Write out again the stretch of rows from the one containing "source-label[interactable]: 机械 — [475, 275, 517, 289]" through the one containing "source-label[interactable]: 中信 — [517, 290, 557, 304]", changing "document-icon" to "file-icon" and leaving everything else unchanged.

:: Task data

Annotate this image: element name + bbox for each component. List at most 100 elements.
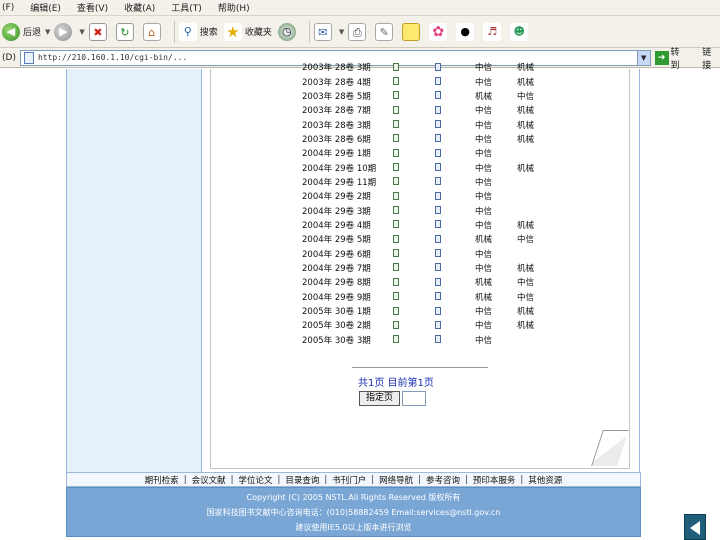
source-label[interactable]: 机械 — [475, 275, 517, 289]
footer-nav-link[interactable]: 目录查询 — [285, 474, 319, 486]
source-label[interactable]: 中信 — [517, 232, 557, 246]
document-icon[interactable] — [435, 148, 441, 157]
document-icon[interactable] — [393, 277, 399, 286]
document-icon[interactable] — [393, 120, 399, 129]
document-icon[interactable] — [435, 306, 441, 315]
source-label[interactable] — [517, 246, 557, 260]
document-icon[interactable] — [393, 249, 399, 258]
source-label[interactable]: 中信 — [475, 203, 517, 217]
links-label[interactable]: 链接 — [702, 45, 720, 71]
source-label[interactable]: 机械 — [517, 74, 557, 88]
print-button[interactable]: ⎙ — [348, 20, 369, 44]
source-label[interactable]: 中信 — [475, 333, 517, 347]
issue-label[interactable]: 2003年 28卷 6期 — [302, 132, 393, 146]
source-label[interactable]: 机械 — [475, 232, 517, 246]
source-label[interactable]: 机械 — [475, 290, 517, 304]
source-label[interactable]: 中信 — [475, 218, 517, 232]
document-icon[interactable] — [393, 320, 399, 329]
document-icon[interactable] — [435, 105, 441, 114]
document-icon[interactable] — [435, 62, 441, 71]
source-label[interactable]: 机械 — [517, 318, 557, 332]
document-icon[interactable] — [435, 77, 441, 86]
source-label[interactable]: 中信 — [475, 74, 517, 88]
document-icon[interactable] — [435, 320, 441, 329]
document-icon[interactable] — [393, 234, 399, 243]
issue-label[interactable]: 2003年 28卷 7期 — [302, 103, 393, 117]
goto-page-input[interactable] — [402, 391, 426, 406]
forward-dropdown-icon[interactable]: ▼ — [79, 28, 84, 36]
home-button[interactable]: ⌂ — [142, 20, 164, 44]
source-label[interactable]: 机械 — [517, 160, 557, 174]
edit-button[interactable]: ✎ — [375, 20, 396, 44]
source-label[interactable]: 机械 — [517, 60, 557, 74]
source-label[interactable]: 中信 — [475, 318, 517, 332]
source-label[interactable] — [517, 146, 557, 160]
source-label[interactable]: 机械 — [517, 304, 557, 318]
mail-dropdown-icon[interactable]: ▼ — [339, 28, 344, 36]
source-label[interactable]: 中信 — [517, 290, 557, 304]
forward-button[interactable]: ▶ — [54, 20, 75, 44]
document-icon[interactable] — [435, 263, 441, 272]
messenger-button[interactable]: ☻ — [510, 20, 531, 44]
document-icon[interactable] — [393, 148, 399, 157]
document-icon[interactable] — [435, 177, 441, 186]
source-label[interactable]: 机械 — [517, 218, 557, 232]
favorites-button[interactable]: ★ 收藏夹 — [223, 20, 272, 44]
search-button[interactable]: ⚲ 搜索 — [178, 20, 218, 44]
issue-label[interactable]: 2003年 28卷 5期 — [302, 89, 393, 103]
back-button[interactable]: ◀ 后退 — [2, 20, 41, 44]
mail-button[interactable]: ✉ — [313, 20, 335, 44]
document-icon[interactable] — [393, 191, 399, 200]
issue-label[interactable]: 2003年 28卷 4期 — [302, 74, 393, 88]
document-icon[interactable] — [393, 220, 399, 229]
go-button[interactable]: ➜ 转到 — [654, 45, 689, 71]
document-icon[interactable] — [435, 292, 441, 301]
document-icon[interactable] — [393, 263, 399, 272]
issue-label[interactable]: 2004年 29卷 11期 — [302, 175, 393, 189]
menu-edit[interactable]: 编辑(E) — [30, 1, 61, 14]
back-slide-button[interactable] — [684, 514, 706, 540]
source-label[interactable] — [517, 189, 557, 203]
menu-view[interactable]: 查看(V) — [77, 1, 108, 14]
source-label[interactable]: 中信 — [475, 117, 517, 131]
document-icon[interactable] — [435, 335, 441, 344]
document-icon[interactable] — [435, 191, 441, 200]
goto-page-button[interactable]: 指定页 — [359, 391, 400, 406]
document-icon[interactable] — [435, 91, 441, 100]
source-label[interactable] — [517, 203, 557, 217]
issue-label[interactable]: 2004年 29卷 3期 — [302, 203, 393, 217]
document-icon[interactable] — [393, 177, 399, 186]
document-icon[interactable] — [435, 220, 441, 229]
issue-label[interactable]: 2004年 29卷 9期 — [302, 290, 393, 304]
issue-label[interactable]: 2004年 29卷 4期 — [302, 218, 393, 232]
document-icon[interactable] — [435, 206, 441, 215]
stop-button[interactable]: ✖ — [88, 20, 110, 44]
source-label[interactable]: 中信 — [475, 304, 517, 318]
document-icon[interactable] — [393, 91, 399, 100]
source-label[interactable]: 机械 — [517, 261, 557, 275]
source-label[interactable]: 机械 — [475, 89, 517, 103]
issue-label[interactable]: 2004年 29卷 10期 — [302, 160, 393, 174]
source-label[interactable]: 中信 — [475, 189, 517, 203]
refresh-button[interactable]: ↻ — [115, 20, 137, 44]
issue-label[interactable]: 2004年 29卷 1期 — [302, 146, 393, 160]
document-icon[interactable] — [393, 206, 399, 215]
issue-label[interactable]: 2003年 28卷 3期 — [302, 60, 393, 74]
issue-label[interactable]: 2005年 30卷 2期 — [302, 318, 393, 332]
document-icon[interactable] — [393, 306, 399, 315]
footer-nav-link[interactable]: 会议文献 — [192, 474, 226, 486]
source-label[interactable]: 中信 — [475, 146, 517, 160]
source-label[interactable] — [517, 333, 557, 347]
back-dropdown-icon[interactable]: ▼ — [45, 28, 50, 36]
issue-label[interactable]: 2004年 29卷 5期 — [302, 232, 393, 246]
address-dropdown-icon[interactable]: ▼ — [636, 50, 650, 65]
issue-label[interactable]: 2004年 29卷 6期 — [302, 246, 393, 260]
document-icon[interactable] — [435, 134, 441, 143]
document-icon[interactable] — [393, 163, 399, 172]
history-button[interactable]: ◷ — [277, 20, 299, 44]
footer-nav-link[interactable]: 学位论文 — [238, 474, 272, 486]
source-label[interactable]: 中信 — [475, 160, 517, 174]
flower-button[interactable]: ✿ — [429, 20, 450, 44]
source-label[interactable]: 机械 — [517, 103, 557, 117]
document-icon[interactable] — [435, 277, 441, 286]
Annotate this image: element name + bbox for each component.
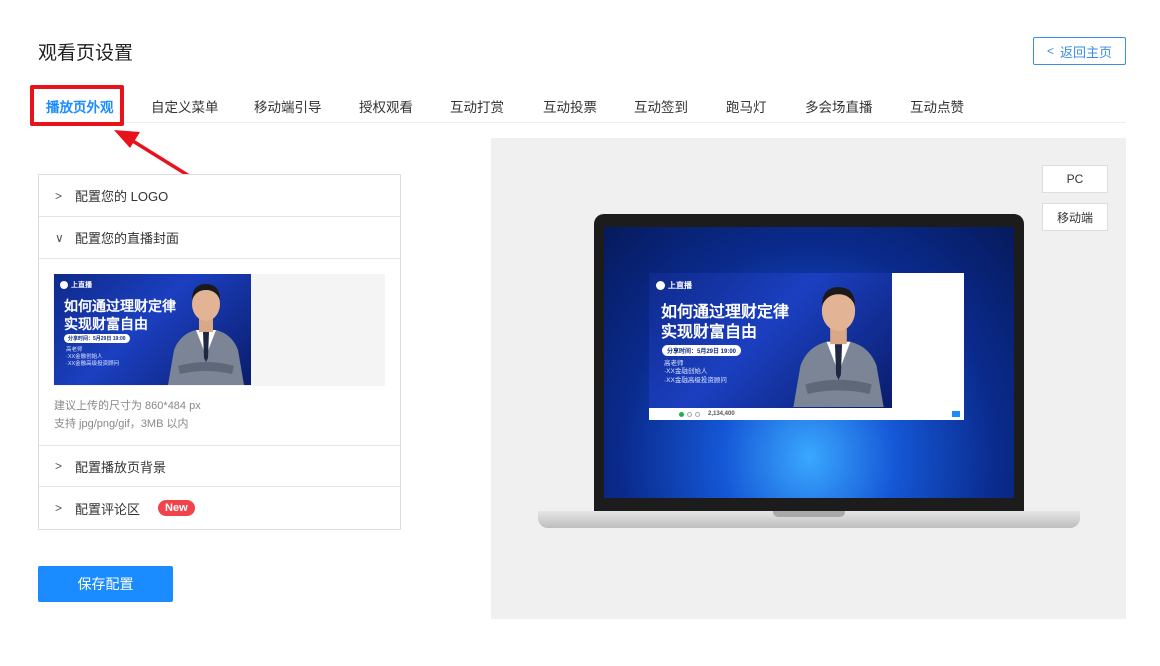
preview-area: PC 移动端 上直播 如何通过理财定律 实现财富自由 分享时间：5月29日 19… xyxy=(491,138,1126,619)
brand-logo: 上直播 xyxy=(656,280,692,291)
preview-video-player: 上直播 如何通过理财定律 实现财富自由 分享时间：5月29日 19:00 高老师… xyxy=(649,273,892,408)
cover-size-hint: 建议上传的尺寸为 860*484 px xyxy=(54,400,201,412)
teacher-info: 高老师 ·XX金融创始人 ·XX金融高级投资顾问 xyxy=(66,347,119,368)
cover-title-line2: 实现财富自由 xyxy=(64,315,148,332)
logo-config-row[interactable]: > 配置您的 LOGO xyxy=(39,175,400,217)
new-badge: New xyxy=(158,500,195,516)
comment-config-label: 配置评论区 xyxy=(75,501,141,517)
active-tab-highlight-box xyxy=(30,85,124,126)
brand-logo-icon xyxy=(656,281,665,290)
comment-config-row[interactable]: > 配置评论区 New xyxy=(39,487,400,529)
page-title: 观看页设置 xyxy=(38,43,134,64)
preview-mobile-button[interactable]: 移动端 xyxy=(1042,203,1108,231)
settings-accordion: > 配置您的 LOGO ∨ 配置您的直播封面 上直播 如何通过理财定律 实现财富… xyxy=(38,174,401,530)
view-count: 2,134,400 xyxy=(708,411,735,417)
chevron-right-icon: > xyxy=(55,188,63,203)
background-config-label: 配置播放页背景 xyxy=(75,459,167,475)
tab-mobile-guide[interactable]: 移动端引导 xyxy=(254,96,322,116)
circle-icon xyxy=(687,411,692,417)
tab-interactive-likes[interactable]: 互动点赞 xyxy=(910,96,964,116)
teacher-role2: ·XX金融高级投资顾问 xyxy=(66,361,120,368)
laptop-screen: 上直播 如何通过理财定律 实现财富自由 分享时间：5月29日 19:00 高老师… xyxy=(604,227,1014,498)
tab-authorized-viewing[interactable]: 授权观看 xyxy=(359,96,413,116)
teacher-role1: ·XX金融创始人 xyxy=(664,368,708,376)
preview-pc-button[interactable]: PC xyxy=(1042,165,1108,193)
back-home-label: 返回主页 xyxy=(1060,44,1113,60)
back-home-button[interactable]: < 返回主页 xyxy=(1033,37,1126,65)
background-config-row[interactable]: > 配置播放页背景 xyxy=(39,445,400,487)
send-button-icon xyxy=(952,411,960,417)
brand-name: 上直播 xyxy=(71,282,92,289)
preview-chat-panel xyxy=(892,273,964,408)
tab-marquee[interactable]: 跑马灯 xyxy=(726,96,767,116)
cover-format-hint: 支持 jpg/png/gif，3MB 以内 xyxy=(54,418,189,430)
presenter-photo xyxy=(793,287,884,408)
share-time-badge: 分享时间：5月29日 19:00 xyxy=(662,345,742,356)
laptop-notch xyxy=(773,511,845,517)
tab-multi-venue-live[interactable]: 多会场直播 xyxy=(805,96,873,116)
cover-title-line2: 实现财富自由 xyxy=(661,324,758,341)
presenter-photo xyxy=(168,284,244,385)
cover-title-line1: 如何通过理财定律 xyxy=(661,304,790,321)
save-config-button[interactable]: 保存配置 xyxy=(38,566,173,602)
brand-name: 上直播 xyxy=(668,281,692,290)
preview-player-bar: 2,134,400 xyxy=(649,408,964,420)
cover-title: 如何通过理财定律 实现财富自由 xyxy=(64,298,176,333)
cover-config-label: 配置您的直播封面 xyxy=(75,231,180,246)
share-time-badge: 分享时间：5月29日 19:00 xyxy=(64,334,130,343)
tab-interactive-checkin[interactable]: 互动签到 xyxy=(634,96,688,116)
chevron-down-icon: ∨ xyxy=(55,230,64,245)
tab-interactive-tipping[interactable]: 互动打赏 xyxy=(450,96,504,116)
chevron-left-icon: < xyxy=(1046,44,1054,58)
cover-image[interactable]: 上直播 如何通过理财定律 实现财富自由 分享时间：5月29日 19:00 高老师… xyxy=(54,274,251,385)
cover-title: 如何通过理财定律 实现财富自由 xyxy=(661,303,789,343)
chevron-right-icon: > xyxy=(55,459,63,473)
brand-logo-icon xyxy=(60,281,68,289)
circle-icon xyxy=(695,411,700,417)
tab-interactive-voting[interactable]: 互动投票 xyxy=(543,96,597,116)
teacher-role2: ·XX金融高级投资顾问 xyxy=(664,376,727,384)
tab-custom-menu[interactable]: 自定义菜单 xyxy=(151,96,219,116)
status-dot-icon xyxy=(679,411,684,417)
cover-config-row[interactable]: ∨ 配置您的直播封面 xyxy=(39,217,400,259)
chevron-right-icon: > xyxy=(55,501,63,515)
tab-bar: 播放页外观 自定义菜单 移动端引导 授权观看 互动打赏 互动投票 互动签到 跑马… xyxy=(38,88,1126,123)
cover-title-line1: 如何通过理财定律 xyxy=(64,298,176,314)
logo-config-label: 配置您的 LOGO xyxy=(75,189,169,204)
brand-logo: 上直播 xyxy=(60,280,92,290)
teacher-info: 高老师 ·XX金融创始人 ·XX金融高级投资顾问 xyxy=(664,360,727,385)
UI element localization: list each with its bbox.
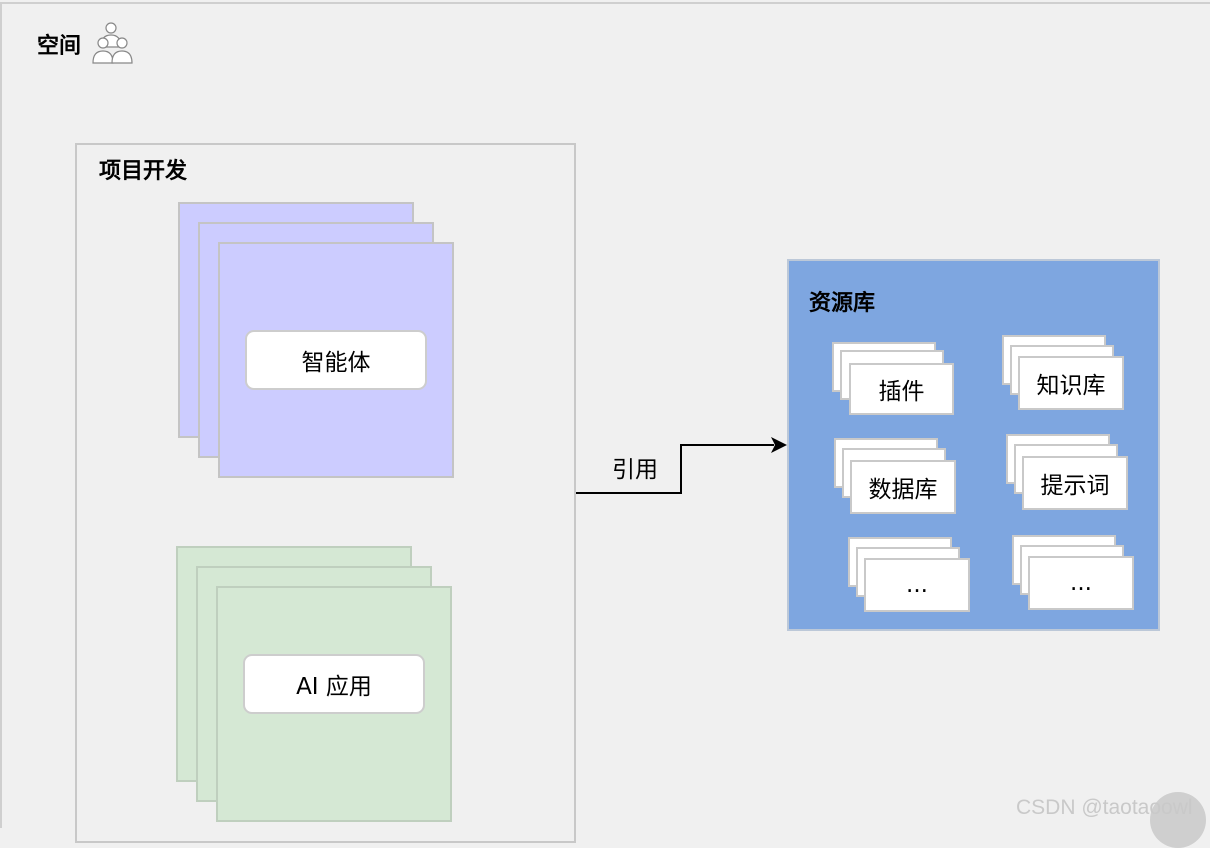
resource-library-title: 资源库 <box>809 291 876 316</box>
knowledge-card: 知识库 <box>1018 356 1124 410</box>
plugin-card: 插件 <box>849 363 954 415</box>
more-label-left: ... <box>906 572 928 598</box>
more-card-right: ... <box>1028 556 1134 610</box>
app-label-box: AI 应用 <box>243 654 425 714</box>
prompt-label: 提示词 <box>1040 473 1110 499</box>
app-label: AI 应用 <box>296 674 372 700</box>
database-label: 数据库 <box>868 477 938 503</box>
space-title: 空间 <box>37 34 82 59</box>
plugin-label: 插件 <box>878 379 925 405</box>
agent-label: 智能体 <box>301 350 371 376</box>
project-title: 项目开发 <box>99 159 188 184</box>
reference-label: 引用 <box>612 457 658 483</box>
agent-label-box: 智能体 <box>245 330 427 390</box>
database-card: 数据库 <box>850 460 956 514</box>
reference-arrow <box>574 430 792 500</box>
users-group-icon <box>90 20 138 66</box>
more-card-left: ... <box>864 558 970 612</box>
knowledge-label: 知识库 <box>1036 373 1106 399</box>
prompt-card: 提示词 <box>1022 456 1128 510</box>
watermark-text: CSDN @taotaoowl <box>1016 796 1193 819</box>
more-label-right: ... <box>1070 570 1092 596</box>
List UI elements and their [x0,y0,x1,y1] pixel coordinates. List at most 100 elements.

::::

### [Expected answer]
source-label[interactable]: 机械 — [475, 275, 517, 289]
footer-nav-link[interactable]: 目录查询 — [285, 474, 319, 486]
source-label[interactable]: 中信 — [517, 232, 557, 246]
file-icon[interactable] — [435, 148, 441, 157]
file-icon[interactable] — [393, 277, 399, 286]
file-icon[interactable] — [393, 120, 399, 129]
file-icon[interactable] — [435, 306, 441, 315]
source-label[interactable] — [517, 246, 557, 260]
file-icon[interactable] — [393, 249, 399, 258]
source-label[interactable]: 中信 — [475, 203, 517, 217]
links-label[interactable]: 链接 — [702, 45, 720, 71]
source-label[interactable]: 机械 — [517, 74, 557, 88]
print-button[interactable]: ⎙ — [348, 20, 369, 44]
source-label[interactable]: 中信 — [475, 333, 517, 347]
issue-label[interactable]: 2003年 28卷 6期 — [302, 132, 393, 146]
source-label[interactable]: 机械 — [475, 232, 517, 246]
source-label[interactable]: 机械 — [475, 290, 517, 304]
source-label[interactable]: 中信 — [475, 218, 517, 232]
file-icon[interactable] — [393, 320, 399, 329]
file-icon[interactable] — [435, 105, 441, 114]
file-icon[interactable] — [435, 62, 441, 71]
source-label[interactable]: 机械 — [517, 318, 557, 332]
file-icon[interactable] — [435, 77, 441, 86]
source-label[interactable]: 中信 — [475, 74, 517, 88]
file-icon[interactable] — [435, 320, 441, 329]
file-icon[interactable] — [393, 234, 399, 243]
issue-label[interactable]: 2003年 28卷 7期 — [302, 103, 393, 117]
goto-page-input[interactable] — [402, 391, 426, 406]
forward-dropdown-icon[interactable]: ▼ — [79, 28, 84, 36]
home-button[interactable]: ⌂ — [142, 20, 164, 44]
source-label[interactable]: 机械 — [517, 160, 557, 174]
edit-button[interactable]: ✎ — [375, 20, 396, 44]
source-label[interactable]: 机械 — [517, 60, 557, 74]
source-label[interactable]: 中信 — [475, 318, 517, 332]
source-label[interactable] — [517, 146, 557, 160]
source-label[interactable]: 机械 — [517, 304, 557, 318]
mail-dropdown-icon[interactable]: ▼ — [339, 28, 344, 36]
source-label[interactable]: 中信 — [517, 290, 557, 304]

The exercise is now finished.